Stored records

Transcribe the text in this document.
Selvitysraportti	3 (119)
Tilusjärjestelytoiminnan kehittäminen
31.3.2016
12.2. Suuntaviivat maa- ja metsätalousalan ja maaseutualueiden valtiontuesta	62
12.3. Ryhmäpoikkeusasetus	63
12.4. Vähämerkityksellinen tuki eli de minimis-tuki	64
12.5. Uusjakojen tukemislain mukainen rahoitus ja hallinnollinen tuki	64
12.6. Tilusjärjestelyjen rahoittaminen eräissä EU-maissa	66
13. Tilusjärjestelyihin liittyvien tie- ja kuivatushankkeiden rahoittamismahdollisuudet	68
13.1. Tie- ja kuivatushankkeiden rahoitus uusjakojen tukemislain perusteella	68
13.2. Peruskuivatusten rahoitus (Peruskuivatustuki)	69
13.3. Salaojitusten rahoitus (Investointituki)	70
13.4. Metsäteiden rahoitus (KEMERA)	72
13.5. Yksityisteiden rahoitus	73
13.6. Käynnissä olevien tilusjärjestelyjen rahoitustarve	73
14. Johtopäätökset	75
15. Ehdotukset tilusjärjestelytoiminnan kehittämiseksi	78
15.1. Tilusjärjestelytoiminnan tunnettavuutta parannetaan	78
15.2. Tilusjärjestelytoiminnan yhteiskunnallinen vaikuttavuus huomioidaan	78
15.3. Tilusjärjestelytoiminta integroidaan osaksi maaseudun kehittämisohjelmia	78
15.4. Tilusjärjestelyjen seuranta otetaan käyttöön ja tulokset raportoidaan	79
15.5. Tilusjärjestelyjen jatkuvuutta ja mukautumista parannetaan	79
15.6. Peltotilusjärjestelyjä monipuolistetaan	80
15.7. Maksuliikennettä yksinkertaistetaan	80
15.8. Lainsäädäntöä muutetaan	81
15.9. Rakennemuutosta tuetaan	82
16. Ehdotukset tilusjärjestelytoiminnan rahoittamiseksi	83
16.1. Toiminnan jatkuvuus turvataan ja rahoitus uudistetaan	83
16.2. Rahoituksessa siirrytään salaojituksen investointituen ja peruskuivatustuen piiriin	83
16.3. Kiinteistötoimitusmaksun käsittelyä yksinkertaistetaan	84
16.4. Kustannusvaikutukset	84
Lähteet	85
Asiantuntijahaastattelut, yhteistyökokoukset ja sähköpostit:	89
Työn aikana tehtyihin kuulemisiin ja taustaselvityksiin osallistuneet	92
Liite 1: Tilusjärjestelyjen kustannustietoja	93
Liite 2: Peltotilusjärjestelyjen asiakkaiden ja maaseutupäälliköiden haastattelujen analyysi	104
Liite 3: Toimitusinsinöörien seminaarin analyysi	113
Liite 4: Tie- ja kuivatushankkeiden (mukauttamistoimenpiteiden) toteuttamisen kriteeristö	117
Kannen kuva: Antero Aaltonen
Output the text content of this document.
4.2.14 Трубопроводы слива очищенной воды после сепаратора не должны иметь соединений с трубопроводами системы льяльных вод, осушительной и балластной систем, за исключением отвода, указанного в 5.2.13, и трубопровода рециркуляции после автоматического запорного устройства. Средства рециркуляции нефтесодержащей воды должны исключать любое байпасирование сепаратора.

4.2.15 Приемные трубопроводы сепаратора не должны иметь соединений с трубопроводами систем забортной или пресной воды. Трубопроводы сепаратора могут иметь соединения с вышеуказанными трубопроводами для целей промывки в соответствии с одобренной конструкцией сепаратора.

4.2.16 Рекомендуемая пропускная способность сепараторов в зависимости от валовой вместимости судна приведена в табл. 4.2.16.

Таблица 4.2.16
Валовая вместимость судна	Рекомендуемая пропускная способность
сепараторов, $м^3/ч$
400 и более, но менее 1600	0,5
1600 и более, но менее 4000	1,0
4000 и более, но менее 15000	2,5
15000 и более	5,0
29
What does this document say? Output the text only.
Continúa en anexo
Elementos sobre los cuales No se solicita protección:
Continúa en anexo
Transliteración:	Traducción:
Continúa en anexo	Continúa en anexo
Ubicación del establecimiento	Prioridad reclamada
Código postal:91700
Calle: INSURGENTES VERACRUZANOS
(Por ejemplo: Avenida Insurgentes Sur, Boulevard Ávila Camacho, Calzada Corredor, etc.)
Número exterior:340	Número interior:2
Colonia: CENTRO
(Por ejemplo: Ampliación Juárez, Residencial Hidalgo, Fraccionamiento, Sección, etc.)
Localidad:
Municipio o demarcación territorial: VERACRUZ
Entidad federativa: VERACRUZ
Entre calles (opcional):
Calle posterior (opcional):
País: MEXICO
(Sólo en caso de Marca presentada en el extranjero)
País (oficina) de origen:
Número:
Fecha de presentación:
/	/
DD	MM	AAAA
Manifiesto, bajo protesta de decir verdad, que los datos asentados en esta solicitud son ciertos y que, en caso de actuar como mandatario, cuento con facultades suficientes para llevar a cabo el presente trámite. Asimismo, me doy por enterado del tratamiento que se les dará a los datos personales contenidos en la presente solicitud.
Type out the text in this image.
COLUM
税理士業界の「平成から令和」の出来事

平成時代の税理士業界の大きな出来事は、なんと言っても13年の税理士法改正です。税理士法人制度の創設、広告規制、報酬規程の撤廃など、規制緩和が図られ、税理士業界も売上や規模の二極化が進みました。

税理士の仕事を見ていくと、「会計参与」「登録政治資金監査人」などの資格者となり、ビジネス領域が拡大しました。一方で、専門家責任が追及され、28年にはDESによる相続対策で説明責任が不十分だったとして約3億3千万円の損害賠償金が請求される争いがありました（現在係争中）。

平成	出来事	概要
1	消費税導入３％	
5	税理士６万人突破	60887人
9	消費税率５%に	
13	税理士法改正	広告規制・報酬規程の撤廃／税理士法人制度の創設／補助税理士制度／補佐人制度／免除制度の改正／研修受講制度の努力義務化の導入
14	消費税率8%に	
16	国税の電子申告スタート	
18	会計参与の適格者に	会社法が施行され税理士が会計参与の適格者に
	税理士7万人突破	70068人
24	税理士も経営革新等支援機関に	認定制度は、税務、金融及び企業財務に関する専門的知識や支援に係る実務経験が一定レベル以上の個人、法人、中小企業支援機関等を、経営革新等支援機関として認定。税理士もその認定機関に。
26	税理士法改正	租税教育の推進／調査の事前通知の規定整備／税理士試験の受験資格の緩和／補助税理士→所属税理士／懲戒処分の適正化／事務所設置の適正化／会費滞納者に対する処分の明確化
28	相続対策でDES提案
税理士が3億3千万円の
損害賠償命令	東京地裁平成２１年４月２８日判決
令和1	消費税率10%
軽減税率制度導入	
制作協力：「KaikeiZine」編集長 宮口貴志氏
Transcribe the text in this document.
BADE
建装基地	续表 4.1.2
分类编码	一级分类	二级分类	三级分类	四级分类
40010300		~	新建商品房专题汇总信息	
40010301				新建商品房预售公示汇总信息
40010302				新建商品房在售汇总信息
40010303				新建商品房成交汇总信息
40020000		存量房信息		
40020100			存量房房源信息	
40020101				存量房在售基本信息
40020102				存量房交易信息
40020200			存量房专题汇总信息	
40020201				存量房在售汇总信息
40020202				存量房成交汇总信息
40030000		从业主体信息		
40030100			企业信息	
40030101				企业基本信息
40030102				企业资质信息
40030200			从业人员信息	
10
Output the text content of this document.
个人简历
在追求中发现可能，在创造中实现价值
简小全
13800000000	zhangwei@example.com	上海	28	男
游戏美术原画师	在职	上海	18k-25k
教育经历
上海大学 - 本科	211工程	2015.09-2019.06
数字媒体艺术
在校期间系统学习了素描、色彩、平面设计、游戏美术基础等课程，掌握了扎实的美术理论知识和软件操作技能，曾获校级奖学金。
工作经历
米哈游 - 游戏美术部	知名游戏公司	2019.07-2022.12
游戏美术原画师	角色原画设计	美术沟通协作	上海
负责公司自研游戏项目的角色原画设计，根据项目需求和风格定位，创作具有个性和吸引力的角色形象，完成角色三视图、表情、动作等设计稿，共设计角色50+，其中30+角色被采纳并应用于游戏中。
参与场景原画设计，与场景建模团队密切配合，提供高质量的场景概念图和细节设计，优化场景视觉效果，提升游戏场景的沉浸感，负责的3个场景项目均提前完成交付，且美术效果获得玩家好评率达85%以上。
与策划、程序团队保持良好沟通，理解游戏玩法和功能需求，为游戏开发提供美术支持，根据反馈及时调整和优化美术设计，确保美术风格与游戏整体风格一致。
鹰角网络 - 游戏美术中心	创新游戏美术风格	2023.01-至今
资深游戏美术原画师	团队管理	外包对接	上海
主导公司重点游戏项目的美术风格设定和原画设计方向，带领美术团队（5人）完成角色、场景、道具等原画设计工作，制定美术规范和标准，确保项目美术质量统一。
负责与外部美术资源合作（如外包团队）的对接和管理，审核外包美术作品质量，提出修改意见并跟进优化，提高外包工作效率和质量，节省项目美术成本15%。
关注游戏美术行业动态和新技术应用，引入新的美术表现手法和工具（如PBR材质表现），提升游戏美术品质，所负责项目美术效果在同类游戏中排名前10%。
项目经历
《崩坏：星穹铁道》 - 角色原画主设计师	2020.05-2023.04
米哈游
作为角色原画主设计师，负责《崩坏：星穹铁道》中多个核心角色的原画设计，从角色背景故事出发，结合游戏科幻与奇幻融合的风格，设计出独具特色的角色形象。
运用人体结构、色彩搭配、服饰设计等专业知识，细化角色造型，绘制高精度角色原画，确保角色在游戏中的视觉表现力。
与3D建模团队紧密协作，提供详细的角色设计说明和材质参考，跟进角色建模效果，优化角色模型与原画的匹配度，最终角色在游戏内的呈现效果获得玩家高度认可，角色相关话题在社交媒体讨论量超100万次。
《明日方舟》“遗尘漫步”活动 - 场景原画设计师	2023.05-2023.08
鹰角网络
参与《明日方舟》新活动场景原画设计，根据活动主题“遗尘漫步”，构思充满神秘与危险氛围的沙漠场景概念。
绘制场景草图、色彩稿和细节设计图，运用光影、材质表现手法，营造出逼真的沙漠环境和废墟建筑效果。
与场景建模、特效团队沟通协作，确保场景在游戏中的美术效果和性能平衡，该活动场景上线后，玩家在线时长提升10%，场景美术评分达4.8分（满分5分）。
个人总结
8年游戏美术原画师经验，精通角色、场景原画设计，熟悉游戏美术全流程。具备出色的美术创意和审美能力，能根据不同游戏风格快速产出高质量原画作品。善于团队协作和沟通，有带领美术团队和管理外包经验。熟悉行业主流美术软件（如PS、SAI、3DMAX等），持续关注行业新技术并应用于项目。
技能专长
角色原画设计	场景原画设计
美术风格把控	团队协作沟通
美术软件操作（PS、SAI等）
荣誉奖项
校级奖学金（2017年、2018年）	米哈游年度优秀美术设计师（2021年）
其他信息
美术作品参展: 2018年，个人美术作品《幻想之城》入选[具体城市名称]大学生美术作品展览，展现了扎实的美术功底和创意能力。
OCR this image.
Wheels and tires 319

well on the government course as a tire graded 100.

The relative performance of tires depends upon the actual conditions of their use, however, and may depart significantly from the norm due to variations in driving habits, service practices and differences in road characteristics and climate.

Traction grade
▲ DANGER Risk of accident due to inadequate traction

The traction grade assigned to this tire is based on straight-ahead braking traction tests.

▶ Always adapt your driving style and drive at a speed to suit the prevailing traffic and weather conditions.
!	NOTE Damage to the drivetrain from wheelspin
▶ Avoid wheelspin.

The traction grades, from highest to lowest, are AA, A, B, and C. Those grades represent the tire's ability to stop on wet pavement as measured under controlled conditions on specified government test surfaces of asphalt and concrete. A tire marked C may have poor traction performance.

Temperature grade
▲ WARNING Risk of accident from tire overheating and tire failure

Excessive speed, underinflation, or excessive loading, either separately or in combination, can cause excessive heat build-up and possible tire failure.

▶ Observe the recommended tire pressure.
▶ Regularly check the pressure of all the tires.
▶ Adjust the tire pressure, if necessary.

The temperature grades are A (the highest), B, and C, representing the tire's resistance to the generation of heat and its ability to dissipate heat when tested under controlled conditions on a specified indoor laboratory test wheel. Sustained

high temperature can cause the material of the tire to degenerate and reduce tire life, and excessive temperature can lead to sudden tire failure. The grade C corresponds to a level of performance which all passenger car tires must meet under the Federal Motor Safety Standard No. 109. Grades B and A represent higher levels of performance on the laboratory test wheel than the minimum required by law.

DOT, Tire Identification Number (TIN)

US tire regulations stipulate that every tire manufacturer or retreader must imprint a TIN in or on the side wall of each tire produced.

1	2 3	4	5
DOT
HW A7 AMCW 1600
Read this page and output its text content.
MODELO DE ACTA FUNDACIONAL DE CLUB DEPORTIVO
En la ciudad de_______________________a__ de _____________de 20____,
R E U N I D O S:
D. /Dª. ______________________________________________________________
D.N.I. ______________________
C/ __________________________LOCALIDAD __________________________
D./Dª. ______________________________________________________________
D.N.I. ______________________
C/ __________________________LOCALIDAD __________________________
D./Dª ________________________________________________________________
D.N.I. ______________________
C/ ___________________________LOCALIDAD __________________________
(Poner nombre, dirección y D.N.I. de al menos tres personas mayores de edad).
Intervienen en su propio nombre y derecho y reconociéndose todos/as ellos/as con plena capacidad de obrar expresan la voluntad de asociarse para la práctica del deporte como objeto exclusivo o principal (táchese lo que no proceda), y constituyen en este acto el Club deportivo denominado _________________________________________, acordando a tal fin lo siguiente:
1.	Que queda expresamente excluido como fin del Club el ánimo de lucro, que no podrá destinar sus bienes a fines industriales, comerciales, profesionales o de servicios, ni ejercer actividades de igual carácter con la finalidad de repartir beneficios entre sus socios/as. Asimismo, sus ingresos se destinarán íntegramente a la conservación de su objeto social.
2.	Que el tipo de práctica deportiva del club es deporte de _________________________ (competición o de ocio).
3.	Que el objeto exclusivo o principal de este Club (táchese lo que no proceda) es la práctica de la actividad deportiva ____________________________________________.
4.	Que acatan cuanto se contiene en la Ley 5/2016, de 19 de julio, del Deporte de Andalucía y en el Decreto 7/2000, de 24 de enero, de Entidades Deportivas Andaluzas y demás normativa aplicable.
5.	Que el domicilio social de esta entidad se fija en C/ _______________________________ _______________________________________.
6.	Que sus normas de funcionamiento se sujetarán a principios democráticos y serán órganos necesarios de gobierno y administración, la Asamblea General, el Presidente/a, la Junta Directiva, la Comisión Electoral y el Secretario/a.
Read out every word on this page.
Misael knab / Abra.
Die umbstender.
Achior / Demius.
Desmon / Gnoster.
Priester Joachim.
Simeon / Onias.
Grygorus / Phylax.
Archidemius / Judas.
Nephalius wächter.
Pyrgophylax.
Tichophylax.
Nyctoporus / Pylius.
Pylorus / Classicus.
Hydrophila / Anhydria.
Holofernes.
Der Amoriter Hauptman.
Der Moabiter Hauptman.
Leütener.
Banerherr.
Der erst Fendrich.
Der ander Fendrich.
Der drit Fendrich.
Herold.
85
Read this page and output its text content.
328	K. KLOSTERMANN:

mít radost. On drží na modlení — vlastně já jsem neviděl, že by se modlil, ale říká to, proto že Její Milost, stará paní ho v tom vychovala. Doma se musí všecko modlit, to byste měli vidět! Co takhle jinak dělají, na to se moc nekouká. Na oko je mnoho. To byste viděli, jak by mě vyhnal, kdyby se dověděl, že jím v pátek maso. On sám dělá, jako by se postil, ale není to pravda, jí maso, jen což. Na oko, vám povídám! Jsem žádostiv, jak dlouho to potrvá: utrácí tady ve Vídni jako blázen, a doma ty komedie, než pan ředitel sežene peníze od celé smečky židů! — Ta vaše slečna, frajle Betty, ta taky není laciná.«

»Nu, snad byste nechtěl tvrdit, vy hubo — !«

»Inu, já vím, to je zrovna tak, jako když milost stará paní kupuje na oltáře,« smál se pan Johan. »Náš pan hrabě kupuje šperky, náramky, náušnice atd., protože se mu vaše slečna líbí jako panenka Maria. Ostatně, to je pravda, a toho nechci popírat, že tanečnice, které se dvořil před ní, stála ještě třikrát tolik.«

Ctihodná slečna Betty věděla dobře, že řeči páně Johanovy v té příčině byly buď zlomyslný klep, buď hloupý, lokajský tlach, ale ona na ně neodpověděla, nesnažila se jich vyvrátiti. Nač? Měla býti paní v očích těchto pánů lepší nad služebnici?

* _TASK DESCRIPTION_:
Find the string "Рекомендуемая" in the listing and return every line that holds it.

* _RESULT OF THE TASK_:
4.2.16 Рекомендуемая пропускная способность сепараторов в зависимости от валовой вместимости судна приведена в табл. 4.2.16.
Валовая вместимость судна	Рекомендуемая пропускная способность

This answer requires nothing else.